■ **RECORD EXTRACTS**:
────────────────────
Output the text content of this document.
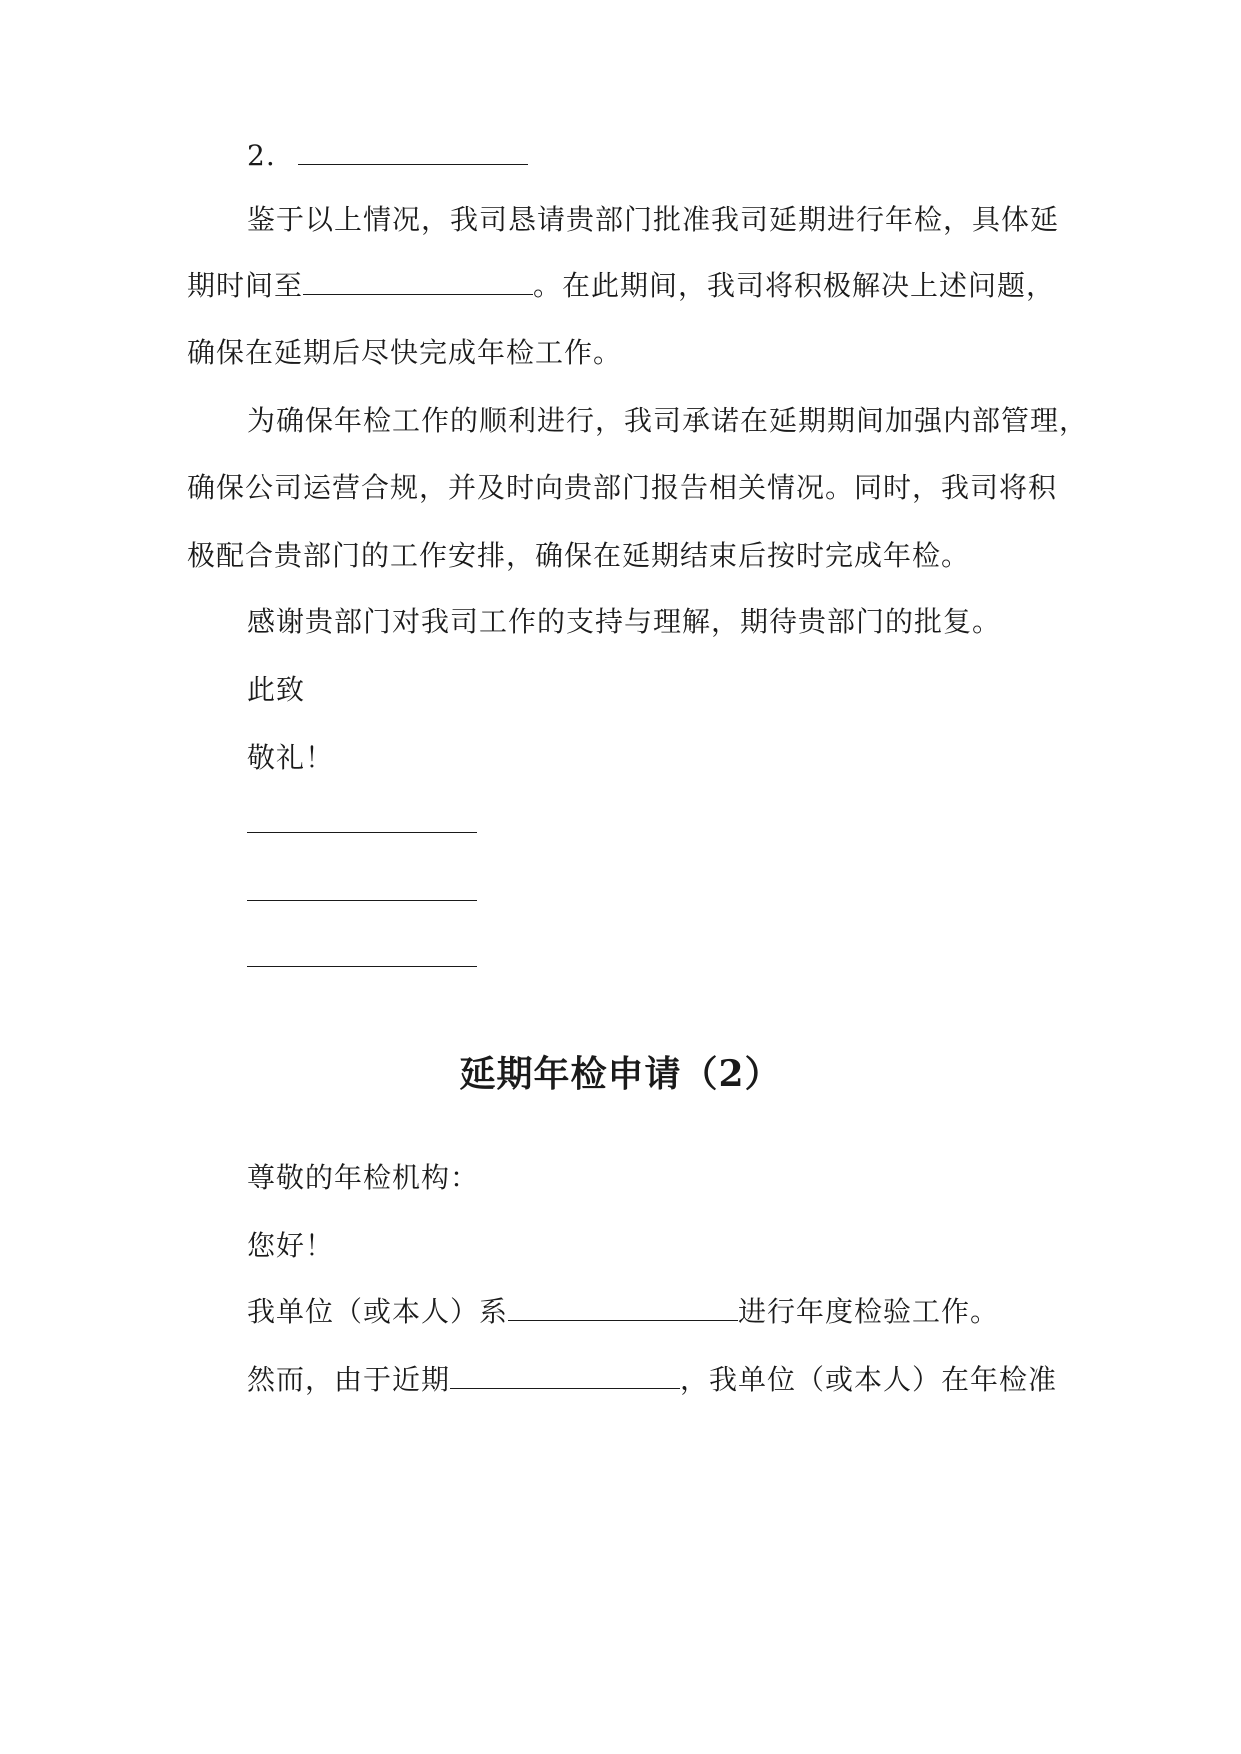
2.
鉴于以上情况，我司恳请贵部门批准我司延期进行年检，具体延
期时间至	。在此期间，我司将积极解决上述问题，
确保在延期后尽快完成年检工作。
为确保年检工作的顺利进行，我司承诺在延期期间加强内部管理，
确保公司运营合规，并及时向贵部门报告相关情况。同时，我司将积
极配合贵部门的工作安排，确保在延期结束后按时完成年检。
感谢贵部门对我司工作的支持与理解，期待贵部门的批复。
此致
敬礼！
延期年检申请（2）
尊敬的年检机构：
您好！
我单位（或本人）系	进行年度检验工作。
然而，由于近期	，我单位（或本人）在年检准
────────────────────
■ **WHAT YOU ARE ASKED TO DO**:
Write out the material above once more, exactly as it reads, with no pictures.

■ **ANSWER TO THE PROBLEM**:
Output the text content of this document.
2.
鉴于以上情况，我司恳请贵部门批准我司延期进行年检，具体延
期时间至	。在此期间，我司将积极解决上述问题，
确保在延期后尽快完成年检工作。
为确保年检工作的顺利进行，我司承诺在延期期间加强内部管理，
确保公司运营合规，并及时向贵部门报告相关情况。同时，我司将积
极配合贵部门的工作安排，确保在延期结束后按时完成年检。
感谢贵部门对我司工作的支持与理解，期待贵部门的批复。
此致
敬礼！
延期年检申请（2）
尊敬的年检机构：
您好！
我单位（或本人）系	进行年度检验工作。
然而，由于近期	，我单位（或本人）在年检准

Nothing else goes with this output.